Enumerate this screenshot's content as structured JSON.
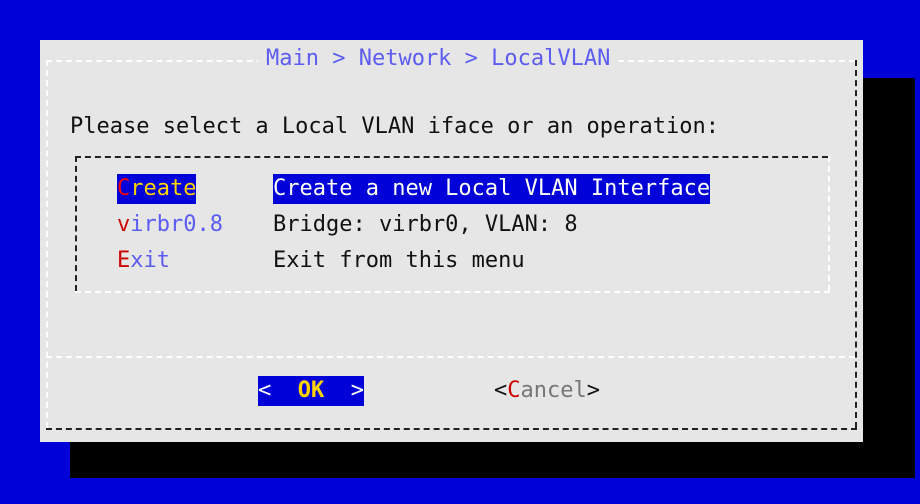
{
  "dialog": {
    "title": "Main > Network > LocalVLAN",
    "prompt": "Please select a Local VLAN iface or an operation:"
  },
  "menu": {
    "items": [
      {
        "tag_hot": "C",
        "tag_rest": "reate",
        "description": "Create a new Local VLAN Interface",
        "selected": true
      },
      {
        "tag_hot": "v",
        "tag_rest": "irbr0.8",
        "description": "Bridge: virbr0, VLAN: 8",
        "selected": false
      },
      {
        "tag_hot": "E",
        "tag_rest": "xit",
        "description": "Exit from this menu",
        "selected": false
      }
    ]
  },
  "buttons": {
    "ok_left": "<  ",
    "ok_label": "OK",
    "ok_right": "  >",
    "cancel_open": "<",
    "cancel_hot": "C",
    "cancel_rest": "ancel",
    "cancel_close": ">"
  },
  "colors": {
    "screen_background": "#0000d8",
    "dialog_background": "#e6e6e6",
    "title_text": "#5c5cf0",
    "hotkey": "#cc0000",
    "selected_background": "#0000d8",
    "selected_tag_text": "#ffd400"
  }
}
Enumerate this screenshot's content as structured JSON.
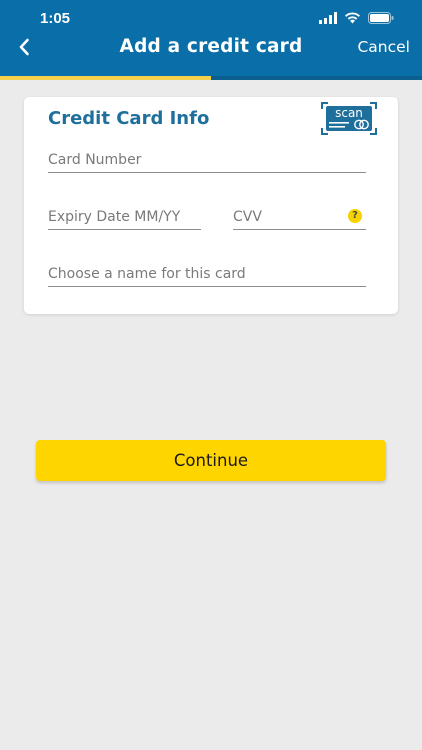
{
  "status_bar": {
    "time": "1:05",
    "icons": [
      "signal-icon",
      "wifi-icon",
      "battery-icon"
    ]
  },
  "nav": {
    "back_icon": "chevron-left-icon",
    "title": "Add a credit card",
    "cancel_label": "Cancel"
  },
  "progress": {
    "fraction": 0.5
  },
  "card": {
    "title": "Credit Card Info",
    "scan_label": "scan",
    "fields": {
      "card_number_placeholder": "Card Number",
      "expiry_placeholder": "Expiry Date MM/YY",
      "cvv_placeholder": "CVV",
      "cvv_help": "?",
      "name_placeholder": "Choose a name for this card"
    }
  },
  "actions": {
    "continue_label": "Continue"
  },
  "colors": {
    "header_bg": "#0a6fa8",
    "title_blue": "#1f6f9c",
    "accent_yellow": "#ffd500",
    "progress_fill": "#f6d04d",
    "background": "#ebebeb"
  }
}
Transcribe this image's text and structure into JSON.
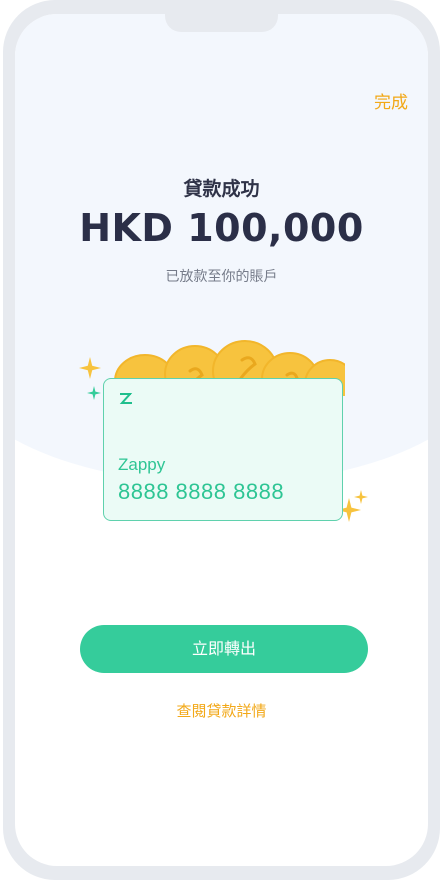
{
  "header": {
    "done_label": "完成"
  },
  "result": {
    "title": "貸款成功",
    "amount": "HKD 100,000",
    "subtitle": "已放款至你的賬戶"
  },
  "card": {
    "brand_icon": "zappy-logo-icon",
    "name": "Zappy",
    "number": "8888 8888 8888"
  },
  "actions": {
    "primary_label": "立即轉出",
    "secondary_label": "查閱貸款詳情"
  },
  "colors": {
    "accent": "#f2a818",
    "primary": "#35cc9b",
    "card_text": "#2ec594",
    "coin": "#f7c33e"
  }
}
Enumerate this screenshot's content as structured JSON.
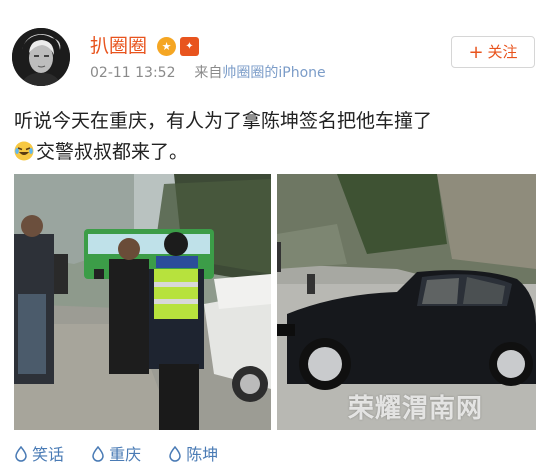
{
  "user": {
    "name": "扒圈圈",
    "badge_gold_icon": "crown-badge",
    "badge_red_icon": "vip-badge",
    "time": "02-11 13:52",
    "source_prefix": "来自",
    "source": "帅圈圈的iPhone"
  },
  "follow": {
    "label": "关注",
    "plus": "+"
  },
  "post": {
    "line1": "听说今天在重庆，有人为了拿陈坤签名把他车撞了",
    "line2": "交警叔叔都来了。",
    "emoji": "laughing-tears-emoji"
  },
  "watermark": "荣耀渭南网",
  "tags": [
    {
      "label": "笑话"
    },
    {
      "label": "重庆"
    },
    {
      "label": "陈坤"
    }
  ],
  "colors": {
    "username": "#e8541e",
    "link": "#4a7bb5",
    "meta": "#8a8a8a"
  }
}
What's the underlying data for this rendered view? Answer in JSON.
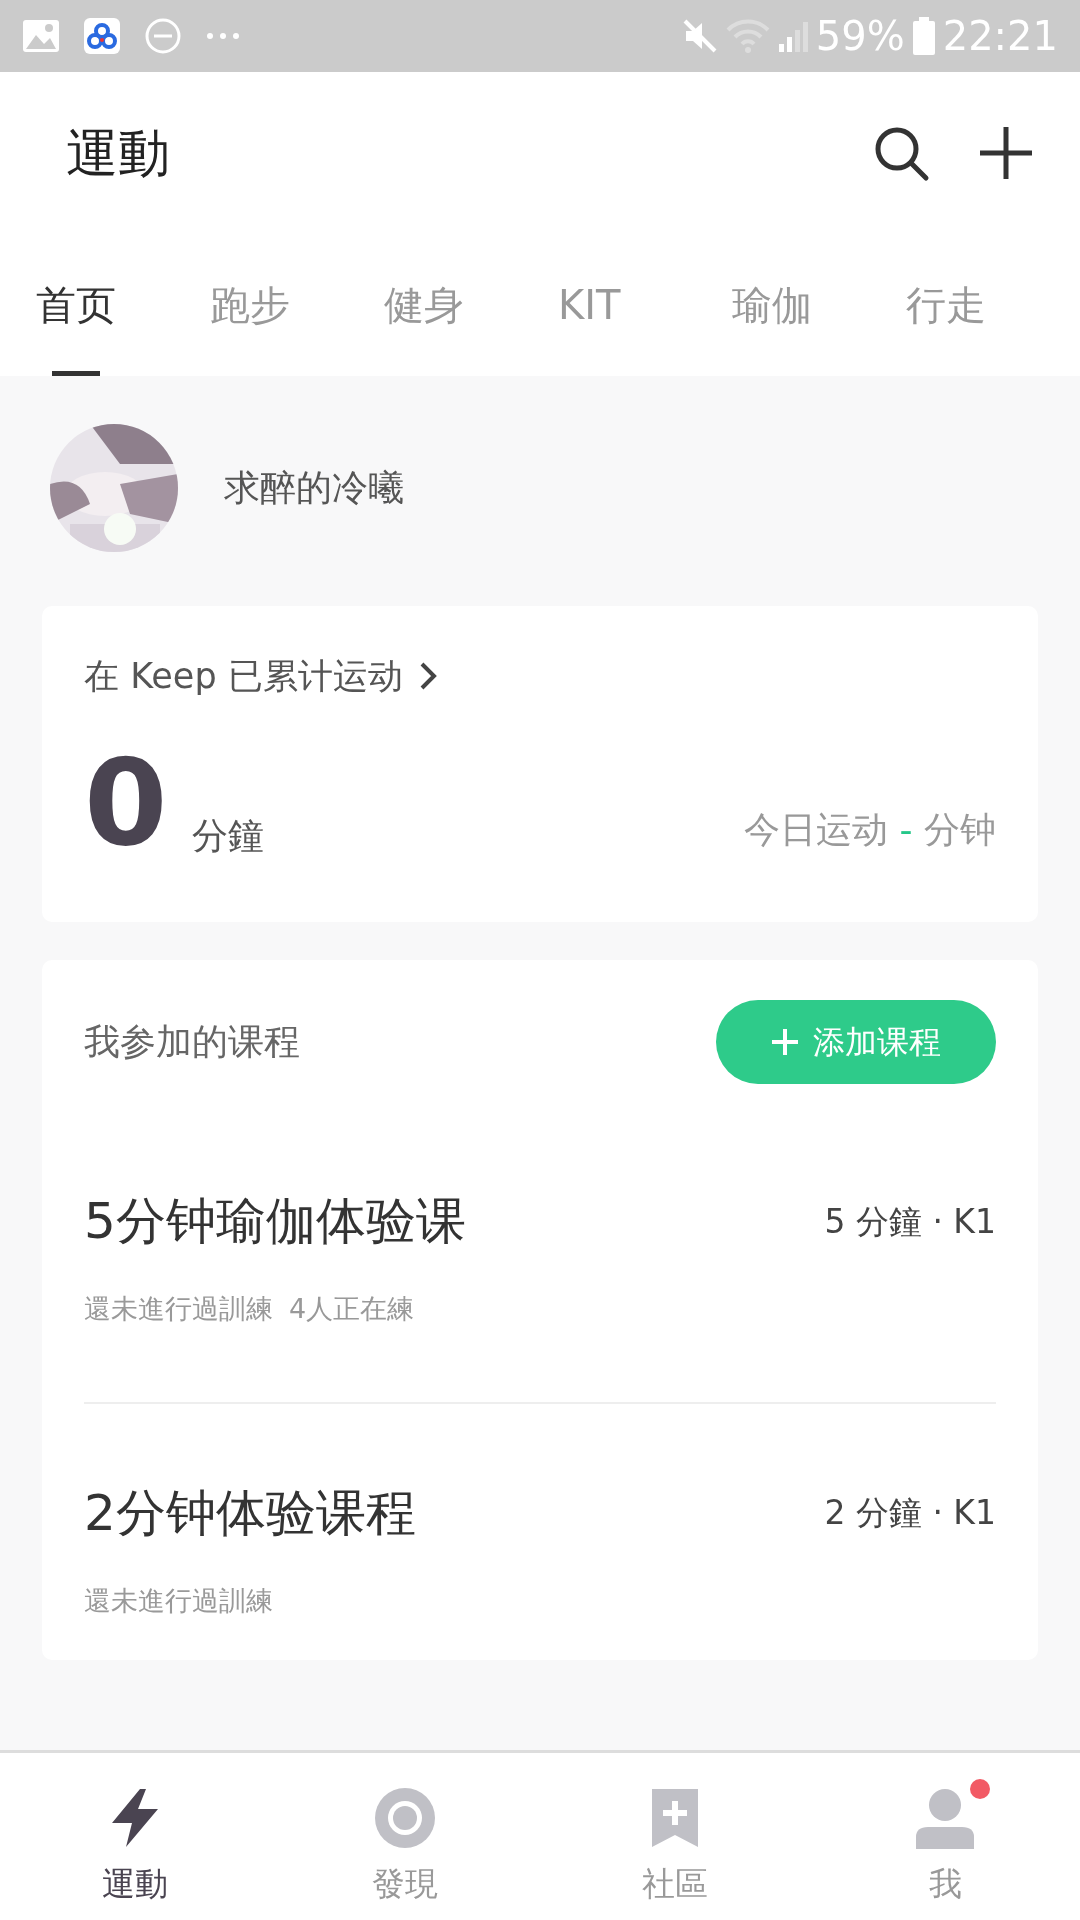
{
  "status_bar": {
    "battery": "59%",
    "time": "22:21"
  },
  "header": {
    "title": "運動"
  },
  "tabs": [
    {
      "label": "首页",
      "selected": true
    },
    {
      "label": "跑步",
      "selected": false
    },
    {
      "label": "健身",
      "selected": false
    },
    {
      "label": "KIT",
      "selected": false
    },
    {
      "label": "瑜伽",
      "selected": false
    },
    {
      "label": "行走",
      "selected": false
    }
  ],
  "profile": {
    "name": "求醉的冷曦"
  },
  "summary": {
    "title": "在 Keep 已累计运动",
    "total": "0",
    "unit": "分鐘",
    "today_prefix": "今日运动",
    "today_value": "-",
    "today_unit": "分钟"
  },
  "courses": {
    "title": "我参加的课程",
    "add_button": "添加课程",
    "items": [
      {
        "name": "5分钟瑜伽体验课",
        "meta": "5 分鐘 · K1",
        "status": "還未進行過訓練",
        "participants": "4人正在練"
      },
      {
        "name": "2分钟体验课程",
        "meta": "2 分鐘 · K1",
        "status": "還未進行過訓練"
      }
    ]
  },
  "bottom_nav": [
    {
      "label": "運動",
      "kind": "bolt",
      "selected": true,
      "badge": false
    },
    {
      "label": "發現",
      "kind": "discover",
      "selected": false,
      "badge": false
    },
    {
      "label": "社區",
      "kind": "community",
      "selected": false,
      "badge": false
    },
    {
      "label": "我",
      "kind": "me",
      "selected": false,
      "badge": true
    }
  ]
}
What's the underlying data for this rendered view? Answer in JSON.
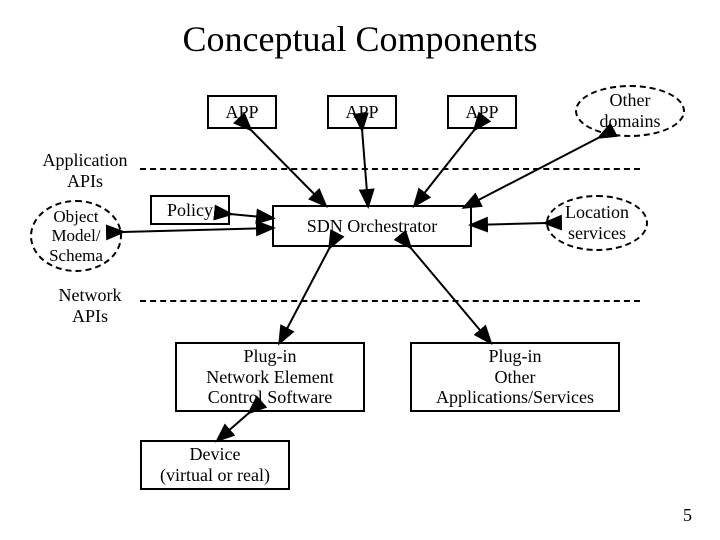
{
  "title": "Conceptual Components",
  "apps": {
    "a1": "APP",
    "a2": "APP",
    "a3": "APP"
  },
  "other_domains": "Other\ndomains",
  "application_apis_label": "Application\nAPIs",
  "object_model_label": "Object\nModel/\nSchema",
  "policy": "Policy",
  "sdn_orchestrator": "SDN Orchestrator",
  "location_services": "Location\nservices",
  "network_apis_label": "Network\nAPIs",
  "plugin_nec": "Plug-in\nNetwork Element\nControl Software",
  "plugin_other": "Plug-in\nOther\nApplications/Services",
  "device": "Device\n(virtual or real)",
  "page_number": "5"
}
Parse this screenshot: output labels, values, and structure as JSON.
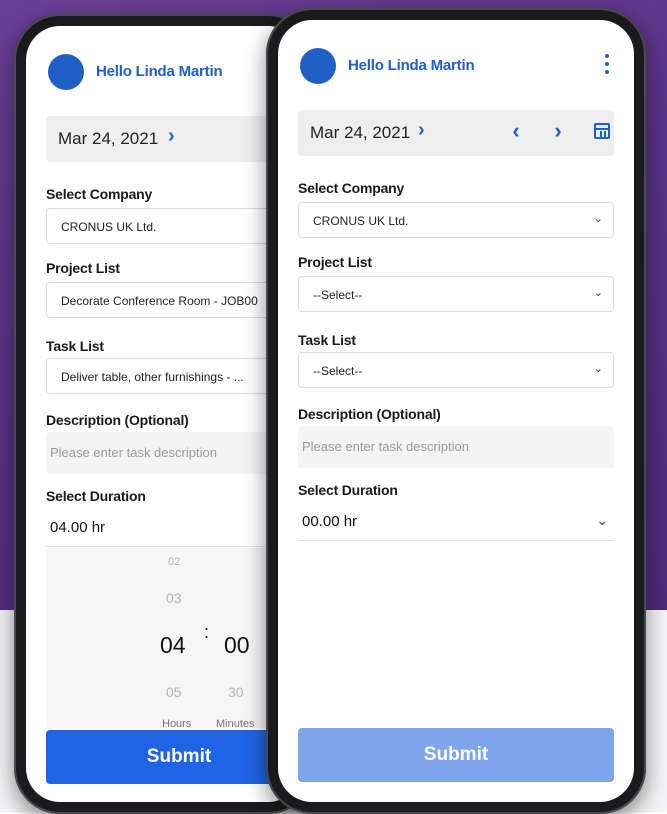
{
  "greeting": "Hello Linda Martin",
  "date": "Mar 24, 2021",
  "icons": {
    "date_forward": "chevron-right-icon",
    "prev": "chevron-left-icon",
    "next": "chevron-right-icon",
    "calendar": "calendar-icon",
    "menu": "more-vertical-icon",
    "dropdown": "chevron-down-icon"
  },
  "labels": {
    "company": "Select Company",
    "project": "Project List",
    "task": "Task List",
    "description": "Description (Optional)",
    "duration": "Select Duration"
  },
  "description_placeholder": "Please enter task description",
  "submit_label": "Submit",
  "left": {
    "company": "CRONUS UK Ltd.",
    "project": "Decorate Conference Room - JOB00",
    "task": "Deliver table, other furnishings - ...",
    "duration": "04.00 hr",
    "picker": {
      "hours": [
        "02",
        "03",
        "04",
        "05"
      ],
      "minutes": [
        "00",
        "30"
      ],
      "separator": ":",
      "hours_label": "Hours",
      "minutes_label": "Minutes"
    }
  },
  "right": {
    "company": "CRONUS UK Ltd.",
    "project": "--Select--",
    "task": "--Select--",
    "duration": "00.00 hr"
  },
  "colors": {
    "accent": "#1f5fc6",
    "submit_active": "#1f63e6",
    "submit_disabled": "#7fa6ec",
    "background_purple": "#5a3287"
  }
}
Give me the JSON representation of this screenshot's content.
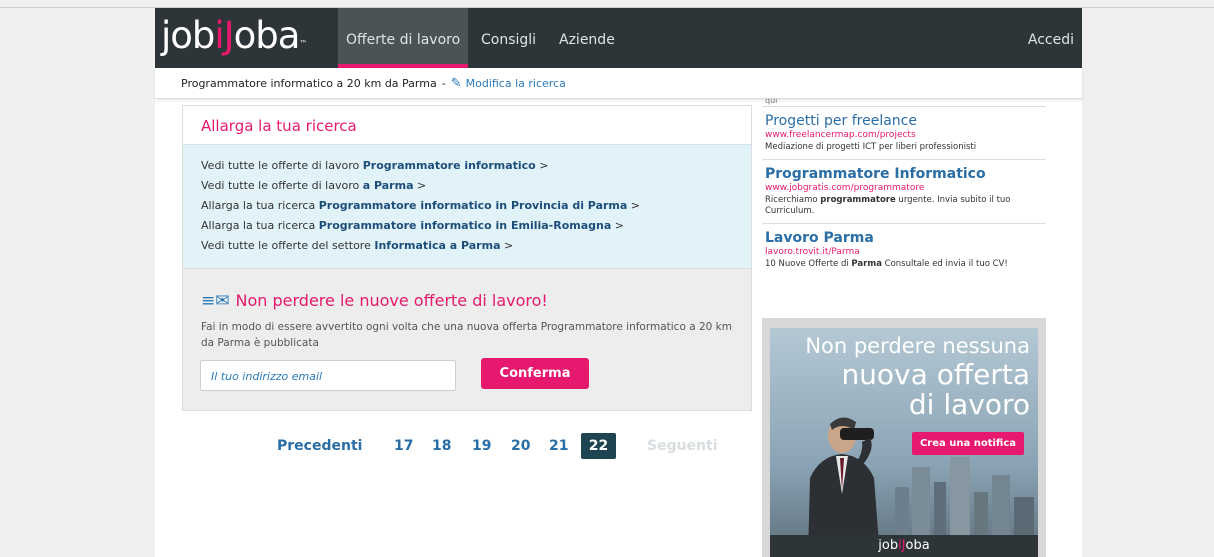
{
  "header": {
    "logo_left": "job",
    "logo_mid": "iJ",
    "logo_right": "oba",
    "logo_tm": "™",
    "nav": [
      "Offerte di lavoro",
      "Consigli",
      "Aziende"
    ],
    "active_nav": "Offerte di lavoro",
    "login": "Accedi"
  },
  "search_bar": {
    "query": "Programmatore informatico a 20 km da Parma",
    "separator": "-",
    "edit_icon": "pencil-icon",
    "edit_label": "Modifica la ricerca"
  },
  "broaden": {
    "title": "Allarga la tua ricerca",
    "rows": [
      {
        "prefix": "Vedi tutte le offerte di lavoro ",
        "bold": "Programmatore informatico",
        "suffix": " >"
      },
      {
        "prefix": "Vedi tutte le offerte di lavoro ",
        "bold": "a Parma",
        "suffix": " >"
      },
      {
        "prefix": "Allarga la tua ricerca ",
        "bold": "Programmatore informatico in Provincia di Parma",
        "suffix": " >"
      },
      {
        "prefix": "Allarga la tua ricerca ",
        "bold": "Programmatore informatico in Emilia-Romagna",
        "suffix": " >"
      },
      {
        "prefix": "Vedi tutte le offerte del settore ",
        "bold": "Informatica a Parma",
        "suffix": " >"
      }
    ]
  },
  "alert": {
    "icon": "envelope-icon",
    "title": "Non perdere le nuove offerte di lavoro!",
    "description": "Fai in modo di essere avvertito ogni volta che una nuova offerta Programmatore informatico a 20 km da Parma è pubblicata",
    "email_placeholder": "Il tuo indirizzo email",
    "confirm_label": "Conferma"
  },
  "pagination": {
    "prev": "Precedenti",
    "pages": [
      "17",
      "18",
      "19",
      "20",
      "21",
      "22"
    ],
    "current": "22",
    "next": "Seguenti"
  },
  "ads": [
    {
      "qui": "qui"
    },
    {
      "title": "Progetti per freelance",
      "url": "www.freelancermap.com/projects",
      "desc": "Mediazione di progetti ICT per liberi professionisti"
    },
    {
      "title": "Programmatore Informatico",
      "url": "www.jobgratis.com/programmatore",
      "desc_a": "Ricerchiamo ",
      "desc_b": "programmatore",
      "desc_c": " urgente. Invia subito il tuo Curriculum."
    },
    {
      "title": "Lavoro Parma",
      "url": "lavoro.trovit.it/Parma",
      "desc_a": "10 Nuove Offerte di ",
      "desc_b": "Parma",
      "desc_c": " Consultale ed invia il tuo CV!"
    }
  ],
  "banner": {
    "line1": "Non perdere nessuna",
    "line2": "nuova offerta",
    "line3": "di lavoro",
    "button": "Crea una notifica",
    "logo_left": "job",
    "logo_mid": "iJ",
    "logo_right": "oba"
  },
  "colors": {
    "brand_pink": "#e6196e",
    "header_dark": "#2e3538",
    "link_blue": "#2a6ea6",
    "light_blue_panel": "#e1f3f9"
  }
}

### Exercise goal
Show each line in the entries that holds the string "Parma".

### Output of the task
    "query": "Programmatore informatico a 20 km da Parma",
        "bold": "a Parma",
        "bold": "Programmatore informatico in Provincia di Parma",
        "bold": "Informatica a Parma",
    "description": "Fai in modo di essere avvertito ogni volta che una nuova offerta Programmatore informatico a 20 km da Parma è pubblicata",
      "title": "Lavoro Parma",
      "url": "lavoro.trovit.it/Parma",
      "desc_b": "Parma",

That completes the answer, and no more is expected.